***** PASSAGE TO READ *****
On the Surprising Effectiveness of a Single Global Merging in Decentralized Learning¶
Conference: ICLR 2026
OpenReview: https://openreview.net/forum?id=zrFnwRHuQo
Code: https://github.com/Raiden-Zhu/ICLR-2026-Grokking-in-Decentralized-Learning
Area: Distributed Optimization / Decentralized Learning / Model Merging
Keywords: Decentralized SGD, Global Merging, Communication Scheduling, Data Heterogeneity, Convergence Analysis
TL;DR¶
In decentralized training with extreme communication constraints and high data heterogeneity, the authors find that a "global merging" (averaging all node models) at the end of training brings global test performance close to Federated Learning levels. They theoretically prove for the first time that the global merging model of decentralized SGD can achieve the convergence rate of parallel SGD—the key lies in reinterpreting the inter-node variance, previously considered "harmful noise," as a "constructive component" necessary for matching this rate.
Background & Motivation¶
Background: Decentralized learning crowd-sources training tasks to geographically dispersed devices, relying on peer-to-peer communication between nodes to exchange model parameters. This is more scalable than solutions depending on central parameter servers. Its core constraint is bandwidth—communication between dispersed nodes is expensive and scarce, making the allocation of communication resources a fundamental problem in this field.
Limitations of Prior Work: Previous work on optimizing communication has almost exclusively focused on the "spatial dimension," i.e., designing communication topology graphs (which nodes connect to which). However, the "temporal dimension" of allocation—when and how frequently to synchronize—remains largely unstudied in fully decentralized settings. While temporal allocation has been explored in Federated Learning, that paradigm maintains a global model on a central server, leading to the intuition that "early, frequent communication is crucial for aligning local models," a heuristic that cannot be directly applied to decentralized settings without a central server.
*****
- SHORT TASK A
In the summary of the paper on global merging in decentralized learning, what is named as the core constraint of decentralized learning?
- SHORT TASK B
List every keyword given in the summary of the paper on global merging in decentralized learning.
- SHORT TASK C
Continue the summary of the paper on global merging in decentralized learning, starting right after its last sentence.
***** SOURCE EXCERPT *****
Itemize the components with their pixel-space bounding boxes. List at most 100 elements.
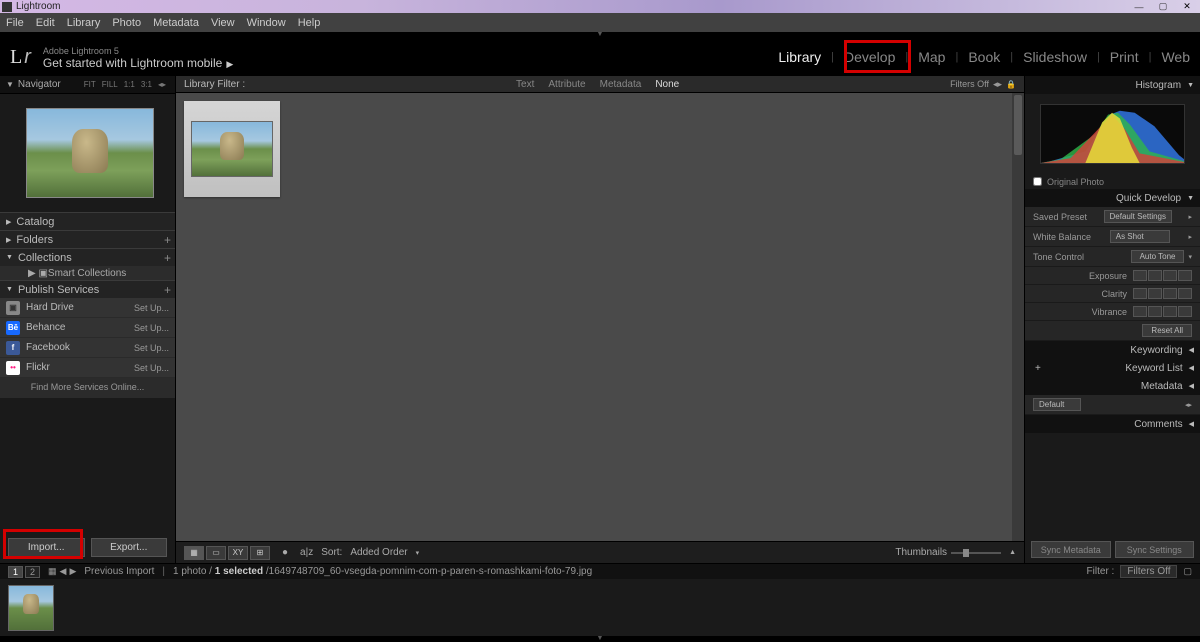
*****
- EXPECTED ANSWER A
Bandwidth.

- EXPECTED ANSWER B
Decentralized SGD, Global Merging, Communication Scheduling, Data Heterogeneity, Convergence Analysis

- EXPECTED ANSWER C
Key Challenge: In heterogeneous environments where data is non-identically and independently distributed (non-IID) and \(L(\cdot) \not\equiv L_k(\cdot)\), the goal is no longer optimizing a universal global model but ensuring local models can generalize to the global distribution. Intuitively, low communication combined with data heterogeneity leads to massive divergence between node models, making them "unmergeable" and resulting in poor performance.
Goal: To answer a specific question: how should the communication budget be allocated over time in decentralized learning? And to explain why such an allocation is effective.
Key Insight: The authors designed a series of experiments concentrating the communication budget into different time windows and unexpectedly observed that the later the communication is shifted in the training process, the better the final test performance; more extremely, even a single all-to-all communication (a single global merging) at the final step can dramatically improve performance.
Core Idea: Use a "single global merging" to replace "continuous frequent communication" and prove that inter-node variance is not pure noise but a constructive force that helps the merged model match the parallel SGD rate through "progressive sharpening."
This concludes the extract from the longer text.